## What is expected
Could you output each line of the data that follows exactly?

Records from a data source:
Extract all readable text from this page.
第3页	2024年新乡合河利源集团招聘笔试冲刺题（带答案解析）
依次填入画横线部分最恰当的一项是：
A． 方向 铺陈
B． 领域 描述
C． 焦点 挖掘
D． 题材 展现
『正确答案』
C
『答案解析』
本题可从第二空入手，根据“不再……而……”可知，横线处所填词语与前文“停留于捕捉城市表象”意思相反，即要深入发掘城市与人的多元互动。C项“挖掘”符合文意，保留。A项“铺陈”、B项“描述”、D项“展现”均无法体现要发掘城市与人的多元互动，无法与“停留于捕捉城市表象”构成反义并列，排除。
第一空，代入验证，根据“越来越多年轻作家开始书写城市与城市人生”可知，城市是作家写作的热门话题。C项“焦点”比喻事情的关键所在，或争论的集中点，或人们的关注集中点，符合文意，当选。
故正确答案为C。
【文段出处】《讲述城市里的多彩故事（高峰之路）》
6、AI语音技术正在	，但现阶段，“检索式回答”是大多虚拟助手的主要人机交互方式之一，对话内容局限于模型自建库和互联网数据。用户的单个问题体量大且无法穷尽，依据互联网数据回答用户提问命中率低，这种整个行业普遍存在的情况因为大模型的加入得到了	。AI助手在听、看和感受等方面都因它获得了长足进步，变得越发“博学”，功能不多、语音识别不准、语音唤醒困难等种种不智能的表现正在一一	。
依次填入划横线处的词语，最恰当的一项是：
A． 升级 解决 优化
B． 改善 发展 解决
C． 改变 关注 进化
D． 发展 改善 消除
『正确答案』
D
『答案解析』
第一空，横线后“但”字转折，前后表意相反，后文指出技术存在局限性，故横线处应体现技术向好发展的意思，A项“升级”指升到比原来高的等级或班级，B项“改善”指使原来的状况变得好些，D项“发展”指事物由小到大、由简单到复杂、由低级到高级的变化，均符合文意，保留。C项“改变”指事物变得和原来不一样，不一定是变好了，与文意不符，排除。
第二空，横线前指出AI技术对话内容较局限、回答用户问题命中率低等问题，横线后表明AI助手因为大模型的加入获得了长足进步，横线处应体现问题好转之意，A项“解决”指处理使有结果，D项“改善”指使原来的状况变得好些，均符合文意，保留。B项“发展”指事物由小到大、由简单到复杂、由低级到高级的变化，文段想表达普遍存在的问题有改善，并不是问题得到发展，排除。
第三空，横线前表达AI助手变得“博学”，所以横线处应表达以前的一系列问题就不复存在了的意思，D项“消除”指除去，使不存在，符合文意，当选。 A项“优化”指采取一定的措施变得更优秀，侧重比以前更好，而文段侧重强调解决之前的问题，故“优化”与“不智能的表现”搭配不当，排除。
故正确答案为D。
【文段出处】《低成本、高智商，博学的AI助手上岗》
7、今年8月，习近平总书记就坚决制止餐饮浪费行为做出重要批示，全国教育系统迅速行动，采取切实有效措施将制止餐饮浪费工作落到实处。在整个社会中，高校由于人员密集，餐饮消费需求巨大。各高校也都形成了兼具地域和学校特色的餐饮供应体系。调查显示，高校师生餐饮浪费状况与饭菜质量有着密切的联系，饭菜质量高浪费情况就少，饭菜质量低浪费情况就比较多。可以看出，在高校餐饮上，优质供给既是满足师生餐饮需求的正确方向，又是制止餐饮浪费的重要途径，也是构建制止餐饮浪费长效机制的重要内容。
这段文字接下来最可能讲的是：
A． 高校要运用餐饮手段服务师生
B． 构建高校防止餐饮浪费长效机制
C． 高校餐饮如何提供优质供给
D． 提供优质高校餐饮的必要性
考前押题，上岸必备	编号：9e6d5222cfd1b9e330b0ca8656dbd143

## Exercise output
Extract all readable text from this page.
第3页	2024年新乡合河利源集团招聘笔试冲刺题（带答案解析）
依次填入画横线部分最恰当的一项是：
A． 方向 铺陈
B． 领域 描述
C． 焦点 挖掘
D． 题材 展现
『正确答案』
C
『答案解析』
本题可从第二空入手，根据“不再……而……”可知，横线处所填词语与前文“停留于捕捉城市表象”意思相反，即要深入发掘城市与人的多元互动。C项“挖掘”符合文意，保留。A项“铺陈”、B项“描述”、D项“展现”均无法体现要发掘城市与人的多元互动，无法与“停留于捕捉城市表象”构成反义并列，排除。
第一空，代入验证，根据“越来越多年轻作家开始书写城市与城市人生”可知，城市是作家写作的热门话题。C项“焦点”比喻事情的关键所在，或争论的集中点，或人们的关注集中点，符合文意，当选。
故正确答案为C。
【文段出处】《讲述城市里的多彩故事（高峰之路）》
6、AI语音技术正在	，但现阶段，“检索式回答”是大多虚拟助手的主要人机交互方式之一，对话内容局限于模型自建库和互联网数据。用户的单个问题体量大且无法穷尽，依据互联网数据回答用户提问命中率低，这种整个行业普遍存在的情况因为大模型的加入得到了	。AI助手在听、看和感受等方面都因它获得了长足进步，变得越发“博学”，功能不多、语音识别不准、语音唤醒困难等种种不智能的表现正在一一	。
依次填入划横线处的词语，最恰当的一项是：
A． 升级 解决 优化
B． 改善 发展 解决
C． 改变 关注 进化
D． 发展 改善 消除
『正确答案』
D
『答案解析』
第一空，横线后“但”字转折，前后表意相反，后文指出技术存在局限性，故横线处应体现技术向好发展的意思，A项“升级”指升到比原来高的等级或班级，B项“改善”指使原来的状况变得好些，D项“发展”指事物由小到大、由简单到复杂、由低级到高级的变化，均符合文意，保留。C项“改变”指事物变得和原来不一样，不一定是变好了，与文意不符，排除。
第二空，横线前指出AI技术对话内容较局限、回答用户问题命中率低等问题，横线后表明AI助手因为大模型的加入获得了长足进步，横线处应体现问题好转之意，A项“解决”指处理使有结果，D项“改善”指使原来的状况变得好些，均符合文意，保留。B项“发展”指事物由小到大、由简单到复杂、由低级到高级的变化，文段想表达普遍存在的问题有改善，并不是问题得到发展，排除。
第三空，横线前表达AI助手变得“博学”，所以横线处应表达以前的一系列问题就不复存在了的意思，D项“消除”指除去，使不存在，符合文意，当选。 A项“优化”指采取一定的措施变得更优秀，侧重比以前更好，而文段侧重强调解决之前的问题，故“优化”与“不智能的表现”搭配不当，排除。
故正确答案为D。
【文段出处】《低成本、高智商，博学的AI助手上岗》
7、今年8月，习近平总书记就坚决制止餐饮浪费行为做出重要批示，全国教育系统迅速行动，采取切实有效措施将制止餐饮浪费工作落到实处。在整个社会中，高校由于人员密集，餐饮消费需求巨大。各高校也都形成了兼具地域和学校特色的餐饮供应体系。调查显示，高校师生餐饮浪费状况与饭菜质量有着密切的联系，饭菜质量高浪费情况就少，饭菜质量低浪费情况就比较多。可以看出，在高校餐饮上，优质供给既是满足师生餐饮需求的正确方向，又是制止餐饮浪费的重要途径，也是构建制止餐饮浪费长效机制的重要内容。
这段文字接下来最可能讲的是：
A． 高校要运用餐饮手段服务师生
B． 构建高校防止餐饮浪费长效机制
C． 高校餐饮如何提供优质供给
D． 提供优质高校餐饮的必要性
考前押题，上岸必备	编号：9e6d5222cfd1b9e330b0ca8656dbd143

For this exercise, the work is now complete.